Вот, например, что думал об этой новой традиции профессор МГУ А.Ч.Козаржевский (он начал прислуживать в московском храме Илии Обыденного в шестилетнем возрасте, то есть в 1924 году, и хорошо помнил московский церковный уклад).
«На первый взгляд, – писал он, – это кажется оправданным: верующие невольно заучивают наизусть Символ веры и Молитву Господню. Однако эта практика далеко не бесспорна. Главную молитву, «Отче наш», раньше пел хор, а все прихожане во главе с духовенством благоговейно слушали ее, стоя на коленях. Теперь же все стоят и увлекаются самим процессом пения (чем громче – тем лучше), часто не вдумываясь в слова. Кроме того, мы, наверное, навсегда лишились возможности слушать замечательную, глубоко молитвенную музыку: «Верую» А.Кастальского, А.Гречанинова, «Отче наш» Кедрова, К.Шведова, П.Чеснокова».
От представителей того поколения, к которому принадлежал Козаржевский, мне часто приходилось слышать такие отзывы об общенародном пении. Но сейчас эти люди ушли, а те, кто пришел им на смену, убеждены, что общее пение ввел еще Владимир Красное Солнышко, за что ему и поставили памятник рядом с Кремлем.
Вопреки расхожему мнению, платок превратился в униформу православной женщины лишь в 60-е годы XX века. Нет, я не хочу сказать, что раньше женщины ходили в храм с непокрытой головой. Но головные уборы были куда разнообразнее. До революции женщины, принадлежавшие к образованным сословиям, ходили в шляпках (чуть позже – в беретах), а крестьянки – в платках. Это были обычные детали туалета: так ходили и на прогулку, и по делам, и в храм. По платку узнавали крестьянку, по шляпке – образованную женщину.
Превращением платка в униформу прилежной прихожанки мы обязаны советской власти. Дело в том, что в годы гонений на Церковь в храмах было куда больше женщин из народа. То есть в глаза бросались именно платки, а не шляпки. И послевоенная молодежь – первое поколение начинавшегося в больших городах советского религиозного возрождения – считала, что иначе православная женщина выглядеть не может. Интеллигентные прихожанки с недоумением смотрели на девушек из хороших семей, зачем-то нарядившихся домработницами.

■ Что нужно сделать:
• A. Изложите отрывок о церковных обычаях в двух предложениях.
• B. Подхватите, пожалуйста, отрывок о церковных обычаях и продолжите его сразу после последнего предложения.

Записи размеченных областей
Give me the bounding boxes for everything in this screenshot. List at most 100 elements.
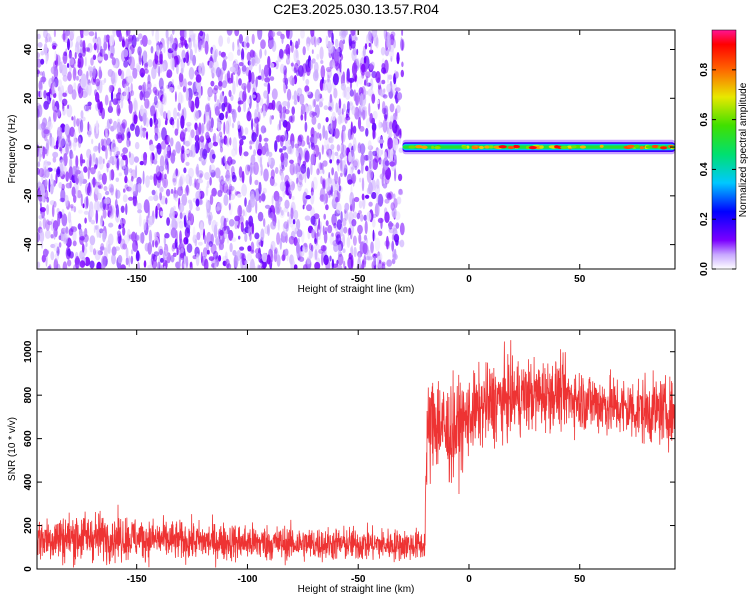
spectrogram-cell [39, 228, 43, 236]
spectrogram-cell [65, 171, 69, 182]
spectrogram-cell [254, 109, 257, 119]
spectrogram-cell [434, 146, 441, 150]
spectrogram-cell [148, 215, 155, 226]
spectrogram-cell [226, 36, 231, 44]
spectrogram-cell [136, 64, 141, 72]
spectrogram-cell [143, 260, 147, 268]
spectrogram-cell [309, 59, 314, 70]
spectrogram-cell [249, 174, 252, 185]
spectrogram-cell [254, 179, 259, 186]
spectrogram-cell [92, 248, 97, 256]
spectrogram-cell [384, 160, 390, 166]
spectrogram-cell [275, 60, 279, 70]
spectrogram-cell [249, 140, 253, 145]
spectrogram-cell [539, 145, 544, 149]
spectrogram-cell [45, 219, 50, 231]
spectrogram-cell [62, 261, 68, 269]
spectrogram-cell [116, 230, 121, 237]
spectrogram-cell [389, 148, 394, 161]
spectrogram-cell [283, 221, 289, 230]
spectrogram-cell [225, 120, 230, 135]
spectrogram-cell [343, 226, 348, 234]
spectrogram-cell [123, 164, 126, 170]
spectrogram-cell [297, 238, 300, 244]
spectrogram-cell [228, 203, 231, 211]
spectrogram-cell [187, 199, 193, 204]
spectrogram-cell [211, 72, 215, 79]
spectrogram-cell [297, 38, 301, 46]
spectrogram-cell [89, 104, 92, 111]
spectrogram-cell [185, 255, 189, 269]
spectrogram-cell [223, 194, 229, 206]
spectrogram-cell [295, 49, 299, 59]
spectrogram-cell [205, 111, 210, 123]
spectrogram-cell [295, 150, 299, 158]
spectrogram-cell [176, 247, 179, 256]
spectrogram-cell [237, 105, 242, 113]
spectrogram-cell [139, 232, 145, 244]
spectrogram-cell [342, 234, 345, 247]
spectrogram-panel: -150 -100 -50 0 50 -40 -20 0 20 40 Height of str… [7, 29, 676, 295]
spectrogram-cell [387, 137, 394, 150]
spectrogram-cell [571, 145, 577, 149]
spectrogram-cell [152, 253, 156, 260]
spectrogram-cell [293, 99, 298, 106]
spectrogram-cell [147, 264, 154, 269]
spectrogram-cell [111, 57, 116, 66]
spectrogram-cell [176, 112, 180, 117]
spectrogram-cell [122, 227, 126, 236]
spectrogram-cell [193, 109, 199, 121]
spectrogram-cell [62, 51, 68, 65]
spectrogram-cell [132, 191, 137, 196]
spectrogram-cell [369, 170, 374, 180]
spectrogram-cell [109, 34, 115, 48]
spectrogram-cell [52, 41, 57, 47]
spectrogram-cell [263, 137, 269, 142]
spectrogram-cell [362, 242, 368, 255]
spectrogram-cell [39, 71, 44, 76]
spectrogram-cell [270, 76, 275, 81]
spectrogram-cell [223, 230, 228, 239]
spectrogram-cell [296, 242, 300, 254]
spectrogram-cell [182, 86, 187, 93]
spectrogram-cell [58, 235, 62, 240]
spectrogram-cell [42, 117, 48, 128]
spectrogram-cell [285, 85, 288, 90]
spectrogram-cell [241, 170, 245, 184]
spectrogram-cell [169, 37, 176, 51]
spectrogram-cell [183, 255, 187, 269]
spectrogram-cell [195, 253, 200, 267]
spectrogram-cell [50, 243, 56, 249]
spectrogram-cell [305, 90, 312, 95]
spectrogram-cell [210, 169, 216, 178]
spectrogram-cell [221, 102, 226, 112]
spectrogram-cell [245, 164, 250, 176]
spectrogram-cell [396, 56, 400, 62]
spectrogram-cell [103, 186, 108, 191]
spectrogram-cell [195, 198, 200, 207]
spectrogram-cell [78, 55, 84, 68]
spectrogram-cell [343, 260, 346, 269]
spectrogram-cell [334, 151, 339, 156]
spectrogram-cell [76, 190, 82, 199]
spectrogram-cell [248, 69, 252, 83]
spectrogram-cell [266, 93, 270, 107]
colorbar-tick-label: 0.0 [699, 262, 710, 276]
spectrogram-cell [197, 137, 201, 151]
spectrogram-cell [164, 232, 170, 239]
spectrogram-cell [311, 49, 314, 54]
spectrogram-cell [43, 129, 50, 135]
spectrogram-cell [363, 56, 367, 64]
spectrogram-cell [639, 146, 645, 150]
spectrogram-cell [41, 240, 44, 249]
spectrogram-cell [218, 35, 224, 47]
spectrogram-cell [179, 176, 183, 188]
spectrogram-cell [66, 259, 72, 267]
spectrogram-cell [154, 127, 160, 134]
spectrogram-cell [325, 259, 331, 269]
spectrogram-cell [59, 197, 66, 203]
spectrogram-cell [68, 58, 75, 66]
spectrogram-cell [381, 67, 386, 74]
spectrogram-cell [334, 171, 338, 185]
spectrogram-cell [48, 79, 53, 85]
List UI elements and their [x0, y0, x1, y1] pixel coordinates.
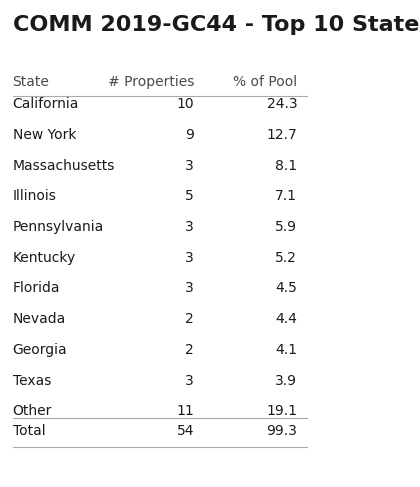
- Text: 19.1: 19.1: [266, 404, 297, 418]
- Text: 5.2: 5.2: [276, 251, 297, 265]
- Text: 3.9: 3.9: [275, 374, 297, 388]
- Text: 3: 3: [185, 281, 194, 296]
- Text: Massachusetts: Massachusetts: [13, 159, 115, 173]
- Text: COMM 2019-GC44 - Top 10 States: COMM 2019-GC44 - Top 10 States: [13, 15, 420, 35]
- Text: 5: 5: [185, 189, 194, 204]
- Text: State: State: [13, 75, 50, 90]
- Text: 4.1: 4.1: [275, 343, 297, 357]
- Text: 8.1: 8.1: [275, 159, 297, 173]
- Text: Illinois: Illinois: [13, 189, 56, 204]
- Text: 24.3: 24.3: [267, 97, 297, 112]
- Text: 2: 2: [185, 343, 194, 357]
- Text: % of Pool: % of Pool: [233, 75, 297, 90]
- Text: Pennsylvania: Pennsylvania: [13, 220, 104, 234]
- Text: Nevada: Nevada: [13, 312, 66, 326]
- Text: 5.9: 5.9: [275, 220, 297, 234]
- Text: 10: 10: [176, 97, 194, 112]
- Text: Florida: Florida: [13, 281, 60, 296]
- Text: 4.4: 4.4: [276, 312, 297, 326]
- Text: 3: 3: [185, 220, 194, 234]
- Text: Total: Total: [13, 424, 45, 438]
- Text: 12.7: 12.7: [266, 128, 297, 142]
- Text: 3: 3: [185, 251, 194, 265]
- Text: 7.1: 7.1: [275, 189, 297, 204]
- Text: 11: 11: [176, 404, 194, 418]
- Text: 3: 3: [185, 159, 194, 173]
- Text: 54: 54: [176, 424, 194, 438]
- Text: 9: 9: [185, 128, 194, 142]
- Text: Other: Other: [13, 404, 52, 418]
- Text: California: California: [13, 97, 79, 112]
- Text: Kentucky: Kentucky: [13, 251, 76, 265]
- Text: New York: New York: [13, 128, 76, 142]
- Text: 4.5: 4.5: [276, 281, 297, 296]
- Text: 2: 2: [185, 312, 194, 326]
- Text: 99.3: 99.3: [266, 424, 297, 438]
- Text: # Properties: # Properties: [108, 75, 194, 90]
- Text: Texas: Texas: [13, 374, 51, 388]
- Text: Georgia: Georgia: [13, 343, 67, 357]
- Text: 3: 3: [185, 374, 194, 388]
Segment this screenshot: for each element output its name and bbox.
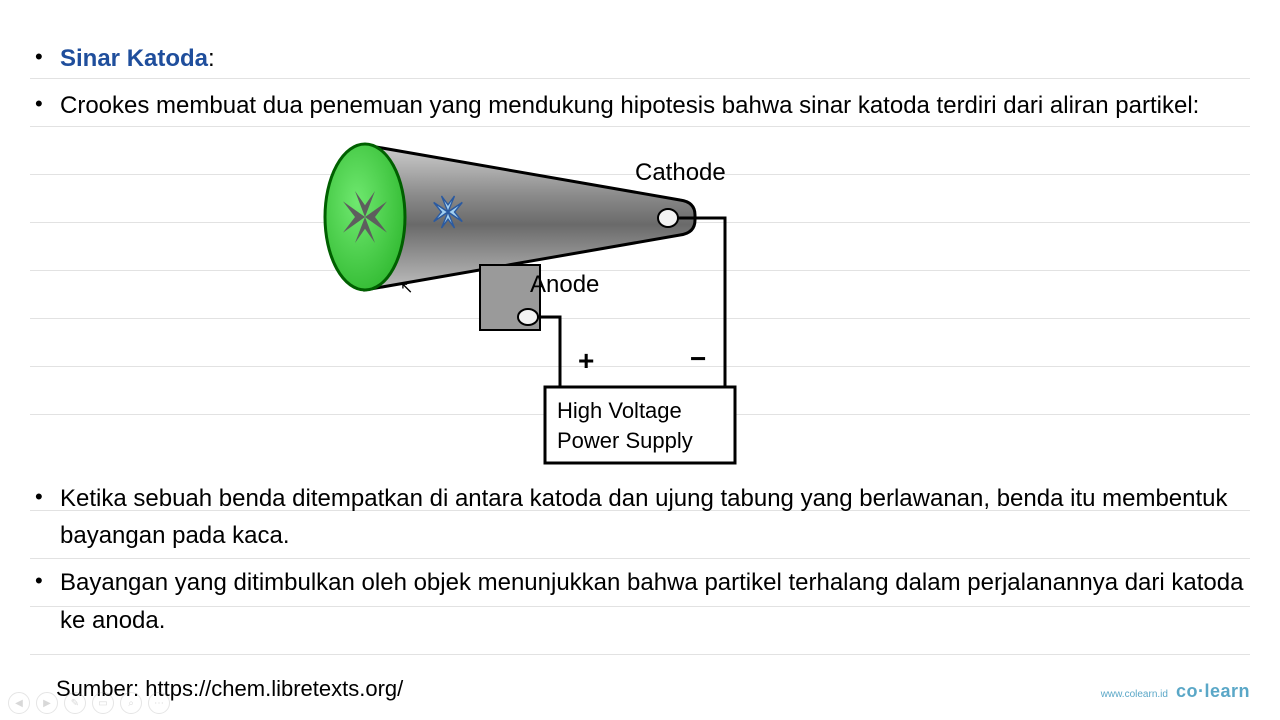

■ Ответы по заданиям:
• A. Профессор А.Ч.Козаржевский считал общенародное пение Символа веры и «Отче наш» небесспорной практикой: раньше главную молитву пел хор, а прихожане слушали её на коленях, теперь же все увлекаются самим пением, не вдумываясь в слова, и лишились возможности слышать молитвенную музыку Кастальского, Гречанинова, Кедрова, Шведова и Чеснокова. Платок стал униформой православной женщины лишь в 60-е годы XX века: до революции образованные женщины ходили в шляпках, а крестьянки в платках, но в годы гонений в храмах было больше женщин из народа, и послевоенная молодёжь решила, что иначе православная женщина выглядеть не может.

• B.
В свое время историк Алексей Беглов записал рассказ пожилой женщины о том, как храмы вдруг заполнили интеллигентные молодые дамы и девушки в платках и юбках до пола, которые метали театральные поклоны, могли заговорить друг с другом в церкви и вообще казались чужими. В мемуарах о церковной жизни второй половины XX века встречается много историй про то, как платки сбивали с толку представителей старшего поколения.
В воспоминаниях о митрополите Питириме (Нечаеве) есть вот такой колоритный рассказ, относящийся уже к постсоветскому времени: «Однажды в монастырь приехала экскурсия студентов и православных преподавателей, несколько переусердствовавших в “форме одежды”. Владыка потом спросил: “А что это за тетки были с ребятами?” – “Это преподаватели, сотрудники кафедр института”. – “Да?.. А я думал – технический персонал!”»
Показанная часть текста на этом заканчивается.